◆ **Required work**: Leaving out the pictures, retype all the material exactly.

Data excerpts

>>>>

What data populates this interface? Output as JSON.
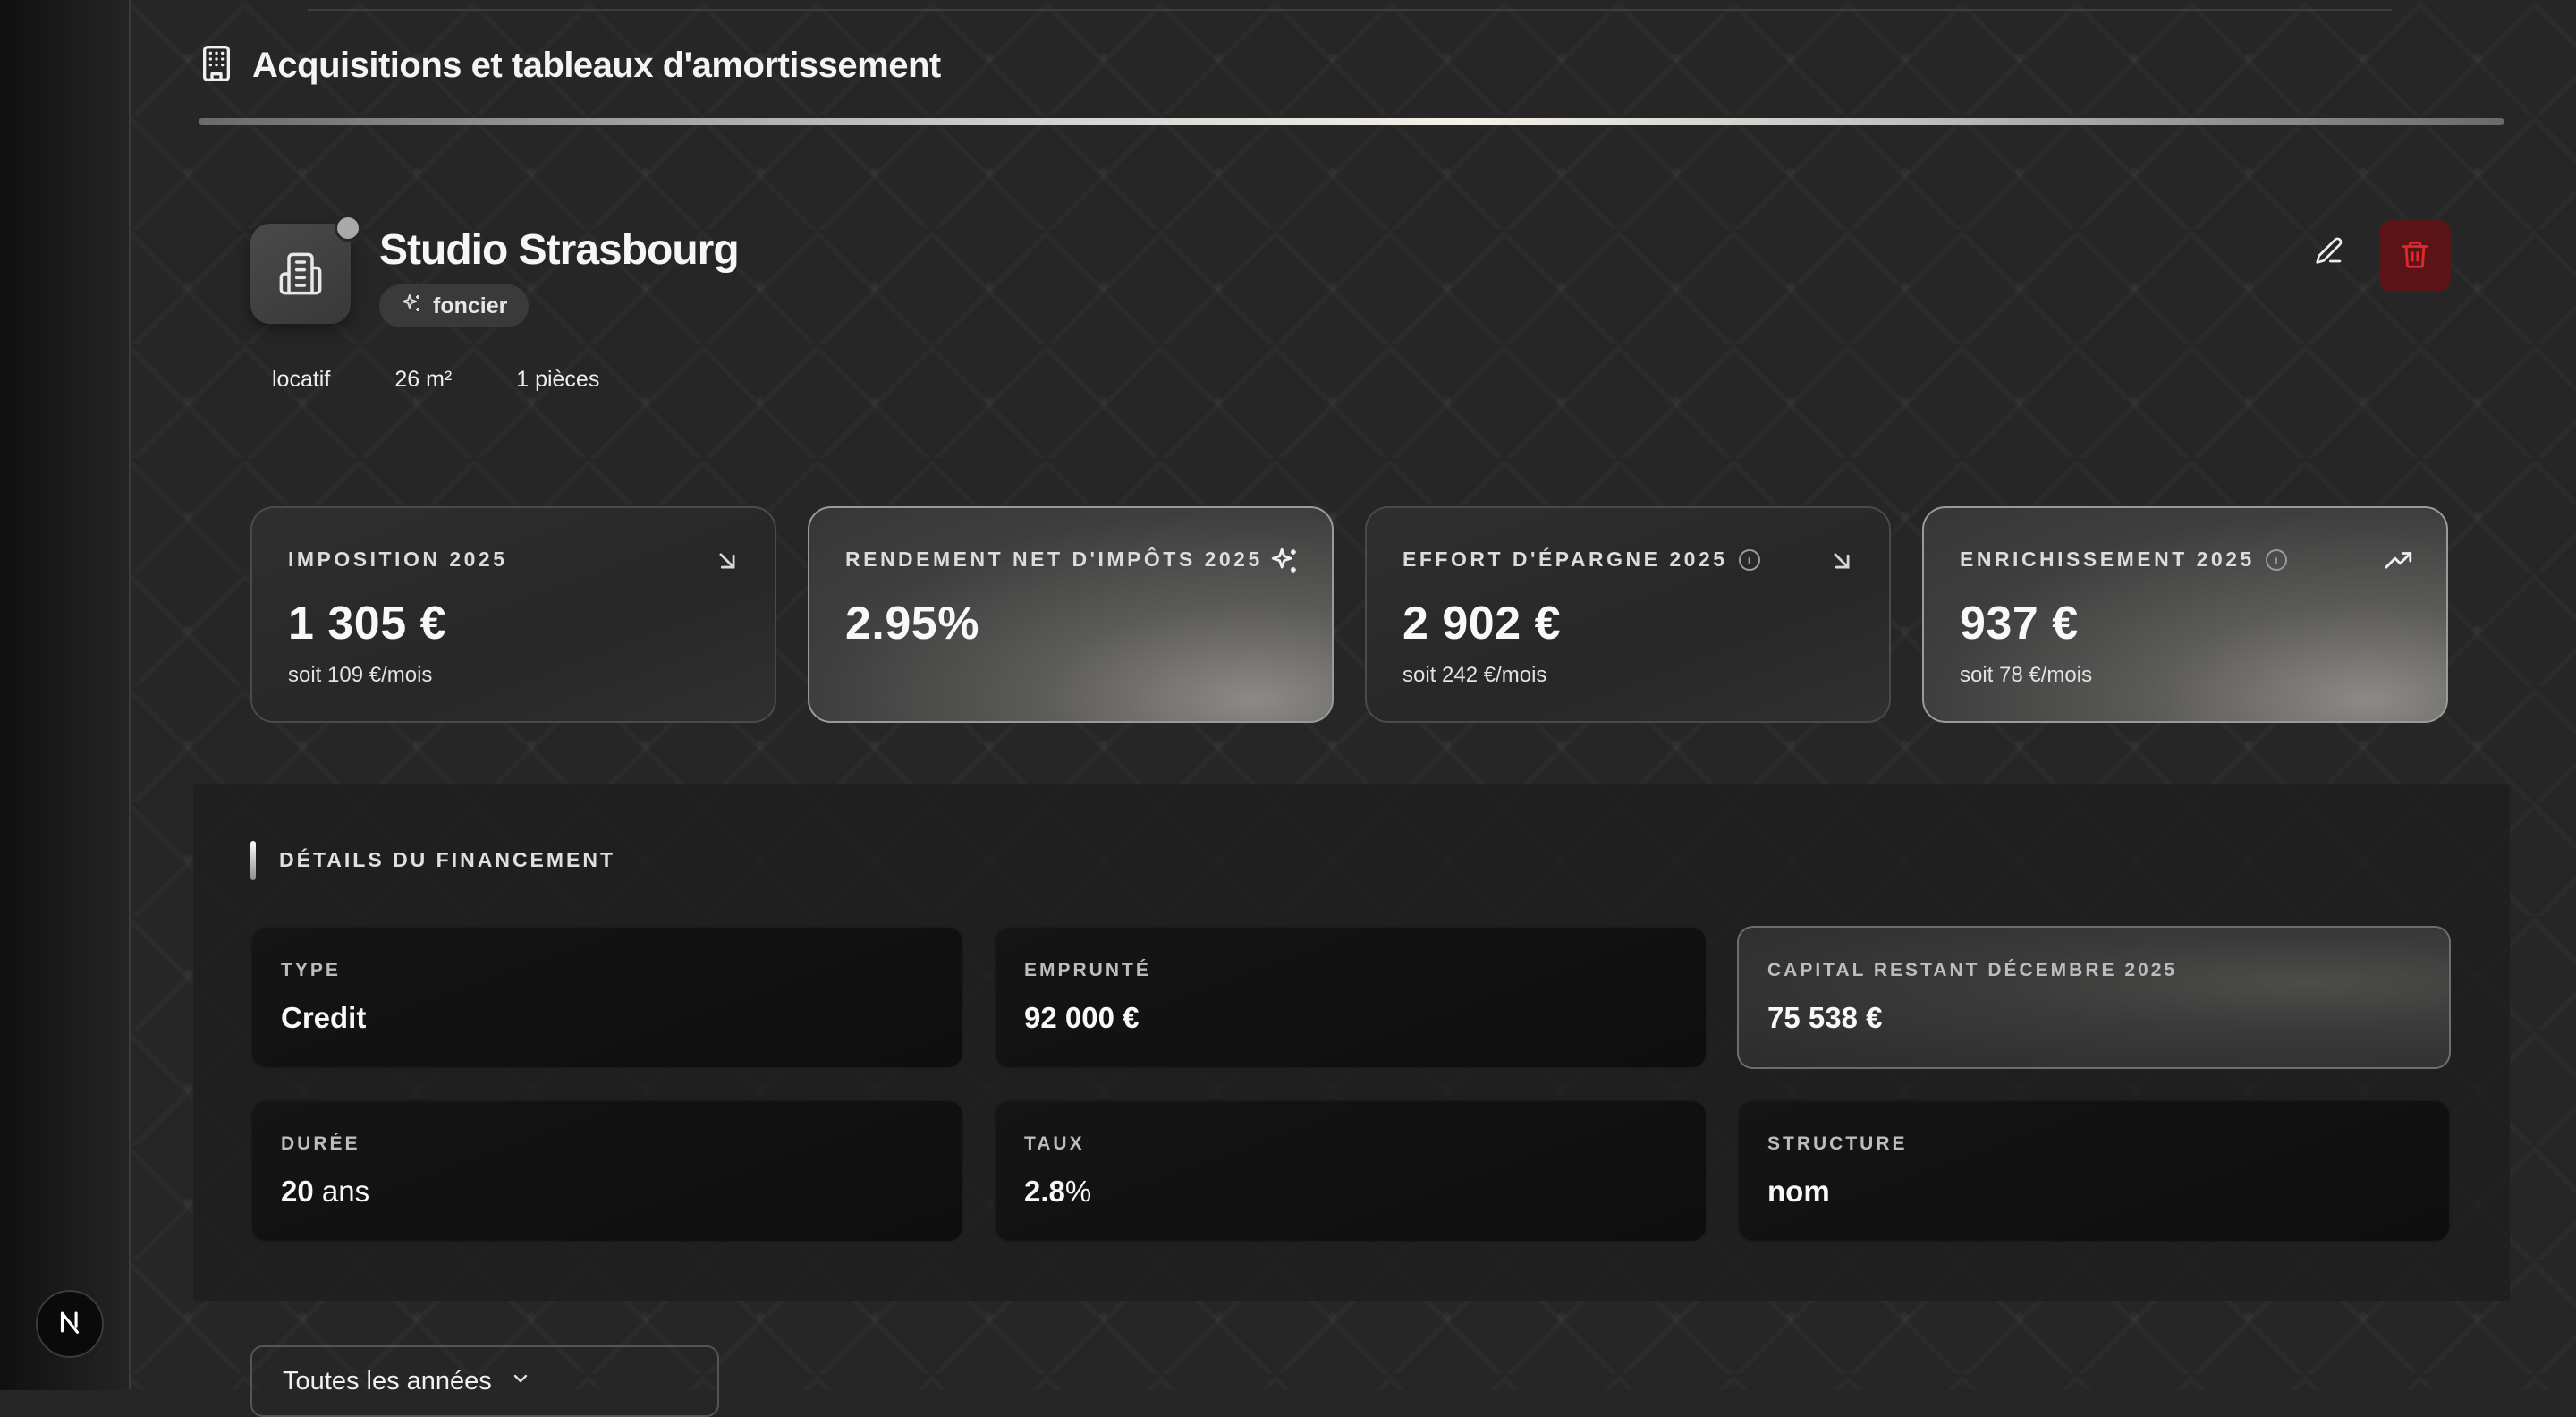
{
  "section": {
    "title": "Acquisitions et tableaux d'amortissement",
    "icon": "building-icon"
  },
  "property": {
    "name": "Studio Strasbourg",
    "tag": "foncier",
    "meta": [
      "locatif",
      "26 m²",
      "1 pièces"
    ],
    "status_color": "#a9a9a9"
  },
  "kpis": [
    {
      "label": "IMPOSITION 2025",
      "value": "1 305 €",
      "sub": "soit 109 €/mois",
      "icon": "arrow-down-right-icon",
      "info": false
    },
    {
      "label": "RENDEMENT NET D'IMPÔTS 2025",
      "value": "2.95%",
      "sub": "",
      "icon": "sparkles-icon",
      "info": false
    },
    {
      "label": "EFFORT D'ÉPARGNE 2025",
      "value": "2 902 €",
      "sub": "soit 242 €/mois",
      "icon": "arrow-down-right-icon",
      "info": true
    },
    {
      "label": "ENRICHISSEMENT 2025",
      "value": "937 €",
      "sub": "soit 78 €/mois",
      "icon": "trending-up-icon",
      "info": true
    }
  ],
  "financing": {
    "title": "DÉTAILS DU FINANCEMENT",
    "items": [
      {
        "label": "TYPE",
        "value": "Credit",
        "unit": ""
      },
      {
        "label": "EMPRUNTÉ",
        "value": "92 000 €",
        "unit": ""
      },
      {
        "label": "CAPITAL RESTANT DÉCEMBRE 2025",
        "value": "75 538 €",
        "unit": ""
      },
      {
        "label": "DURÉE",
        "value": "20",
        "unit": " ans"
      },
      {
        "label": "TAUX",
        "value": "2.8",
        "unit": "%"
      },
      {
        "label": "STRUCTURE",
        "value": "nom",
        "unit": ""
      }
    ]
  },
  "year_filter": {
    "selected": "Toutes les années"
  },
  "badge": {
    "letter": "N"
  },
  "colors": {
    "background": "#262626",
    "danger": "#d12a2a",
    "accent_bar": "#f4f1e8"
  }
}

<<<<

◆ **Expected answer**:
What data populates this interface? Output as JSON.
{
  "section": {
    "title": "Acquisitions et tableaux d'amortissement",
    "icon": "building-icon"
  },
  "property": {
    "name": "Studio Strasbourg",
    "tag": "foncier",
    "meta": [
      "locatif",
      "26 m²",
      "1 pièces"
    ],
    "status_color": "#a9a9a9"
  },
  "kpis": [
    {
      "label": "IMPOSITION 2025",
      "value": "1 305 €",
      "sub": "soit 109 €/mois",
      "icon": "arrow-down-right-icon",
      "info": false
    },
    {
      "label": "RENDEMENT NET D'IMPÔTS 2025",
      "value": "2.95%",
      "sub": "",
      "icon": "sparkles-icon",
      "info": false
    },
    {
      "label": "EFFORT D'ÉPARGNE 2025",
      "value": "2 902 €",
      "sub": "soit 242 €/mois",
      "icon": "arrow-down-right-icon",
      "info": true
    },
    {
      "label": "ENRICHISSEMENT 2025",
      "value": "937 €",
      "sub": "soit 78 €/mois",
      "icon": "trending-up-icon",
      "info": true
    }
  ],
  "financing": {
    "title": "DÉTAILS DU FINANCEMENT",
    "items": [
      {
        "label": "TYPE",
        "value": "Credit",
        "unit": ""
      },
      {
        "label": "EMPRUNTÉ",
        "value": "92 000 €",
        "unit": ""
      },
      {
        "label": "CAPITAL RESTANT DÉCEMBRE 2025",
        "value": "75 538 €",
        "unit": ""
      },
      {
        "label": "DURÉE",
        "value": "20",
        "unit": " ans"
      },
      {
        "label": "TAUX",
        "value": "2.8",
        "unit": "%"
      },
      {
        "label": "STRUCTURE",
        "value": "nom",
        "unit": ""
      }
    ]
  },
  "year_filter": {
    "selected": "Toutes les années"
  },
  "badge": {
    "letter": "N"
  },
  "colors": {
    "background": "#262626",
    "danger": "#d12a2a",
    "accent_bar": "#f4f1e8"
  }
}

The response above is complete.